== Your instructions ==
Determine which lines contain the word "Cube", then copy those lines.

## BEGIN Material for the task

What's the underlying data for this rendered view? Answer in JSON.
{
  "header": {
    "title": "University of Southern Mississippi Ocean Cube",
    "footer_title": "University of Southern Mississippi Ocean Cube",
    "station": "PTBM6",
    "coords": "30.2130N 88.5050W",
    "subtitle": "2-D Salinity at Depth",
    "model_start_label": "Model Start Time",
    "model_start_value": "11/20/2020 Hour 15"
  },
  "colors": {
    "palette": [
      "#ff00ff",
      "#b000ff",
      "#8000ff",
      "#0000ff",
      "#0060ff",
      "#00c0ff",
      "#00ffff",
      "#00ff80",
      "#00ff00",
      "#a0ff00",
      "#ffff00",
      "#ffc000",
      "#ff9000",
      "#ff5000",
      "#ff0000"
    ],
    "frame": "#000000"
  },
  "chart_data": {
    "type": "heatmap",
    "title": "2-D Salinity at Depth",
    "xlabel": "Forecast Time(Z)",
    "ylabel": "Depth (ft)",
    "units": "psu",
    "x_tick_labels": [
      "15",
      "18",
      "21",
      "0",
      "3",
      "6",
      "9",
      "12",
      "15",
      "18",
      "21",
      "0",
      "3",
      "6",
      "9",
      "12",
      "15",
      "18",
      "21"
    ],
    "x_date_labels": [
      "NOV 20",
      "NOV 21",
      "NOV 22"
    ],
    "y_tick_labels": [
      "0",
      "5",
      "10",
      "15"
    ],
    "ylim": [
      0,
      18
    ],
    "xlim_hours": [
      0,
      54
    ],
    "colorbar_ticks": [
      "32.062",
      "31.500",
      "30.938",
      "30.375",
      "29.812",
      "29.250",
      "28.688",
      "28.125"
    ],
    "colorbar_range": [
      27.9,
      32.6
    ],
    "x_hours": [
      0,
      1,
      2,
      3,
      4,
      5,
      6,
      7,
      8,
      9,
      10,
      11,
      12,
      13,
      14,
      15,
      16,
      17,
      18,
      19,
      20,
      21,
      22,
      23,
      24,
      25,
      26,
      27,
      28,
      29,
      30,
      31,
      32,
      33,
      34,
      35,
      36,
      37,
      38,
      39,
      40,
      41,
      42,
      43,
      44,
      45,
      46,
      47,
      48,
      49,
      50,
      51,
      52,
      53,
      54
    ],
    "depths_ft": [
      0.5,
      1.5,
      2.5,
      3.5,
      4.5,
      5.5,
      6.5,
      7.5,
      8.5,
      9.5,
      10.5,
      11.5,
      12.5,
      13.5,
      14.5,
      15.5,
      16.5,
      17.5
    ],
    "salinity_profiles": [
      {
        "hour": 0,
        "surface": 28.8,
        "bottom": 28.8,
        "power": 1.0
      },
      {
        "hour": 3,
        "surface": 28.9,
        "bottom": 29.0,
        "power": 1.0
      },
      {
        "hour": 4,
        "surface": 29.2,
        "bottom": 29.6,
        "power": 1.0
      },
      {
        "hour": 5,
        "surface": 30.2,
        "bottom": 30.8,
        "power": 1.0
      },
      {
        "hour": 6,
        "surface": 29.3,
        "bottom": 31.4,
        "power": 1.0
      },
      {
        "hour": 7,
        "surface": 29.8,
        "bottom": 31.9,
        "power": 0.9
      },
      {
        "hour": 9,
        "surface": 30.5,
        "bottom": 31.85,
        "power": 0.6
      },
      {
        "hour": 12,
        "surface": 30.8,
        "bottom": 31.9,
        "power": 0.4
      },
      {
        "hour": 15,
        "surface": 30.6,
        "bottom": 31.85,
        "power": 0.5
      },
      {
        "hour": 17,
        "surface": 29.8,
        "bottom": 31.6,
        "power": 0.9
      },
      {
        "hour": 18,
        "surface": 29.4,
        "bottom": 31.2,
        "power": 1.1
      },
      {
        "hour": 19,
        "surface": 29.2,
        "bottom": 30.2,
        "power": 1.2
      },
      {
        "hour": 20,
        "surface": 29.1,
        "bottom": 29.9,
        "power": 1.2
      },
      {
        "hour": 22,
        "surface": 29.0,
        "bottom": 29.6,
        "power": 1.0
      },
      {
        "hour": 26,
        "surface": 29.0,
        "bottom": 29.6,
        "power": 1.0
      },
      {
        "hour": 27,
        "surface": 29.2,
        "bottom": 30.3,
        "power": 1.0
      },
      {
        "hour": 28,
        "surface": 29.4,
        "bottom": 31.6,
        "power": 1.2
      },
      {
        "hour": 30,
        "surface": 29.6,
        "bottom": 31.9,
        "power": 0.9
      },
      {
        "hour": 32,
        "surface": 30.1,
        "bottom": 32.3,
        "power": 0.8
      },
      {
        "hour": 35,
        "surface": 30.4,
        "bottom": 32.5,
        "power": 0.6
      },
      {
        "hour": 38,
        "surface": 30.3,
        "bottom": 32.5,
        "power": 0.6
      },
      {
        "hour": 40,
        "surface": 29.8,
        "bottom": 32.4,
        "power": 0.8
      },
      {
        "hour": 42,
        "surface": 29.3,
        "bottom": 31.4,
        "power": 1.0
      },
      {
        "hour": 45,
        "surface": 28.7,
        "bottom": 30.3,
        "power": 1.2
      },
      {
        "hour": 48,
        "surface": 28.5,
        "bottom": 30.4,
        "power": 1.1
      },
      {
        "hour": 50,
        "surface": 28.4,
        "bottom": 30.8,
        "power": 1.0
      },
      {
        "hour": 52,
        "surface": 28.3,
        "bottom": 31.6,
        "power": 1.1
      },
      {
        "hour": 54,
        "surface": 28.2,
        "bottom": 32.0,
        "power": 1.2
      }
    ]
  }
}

## END Material for the task

== Answer for the task ==
    "title": "University of Southern Mississippi Ocean Cube",
    "footer_title": "University of Southern Mississippi Ocean Cube",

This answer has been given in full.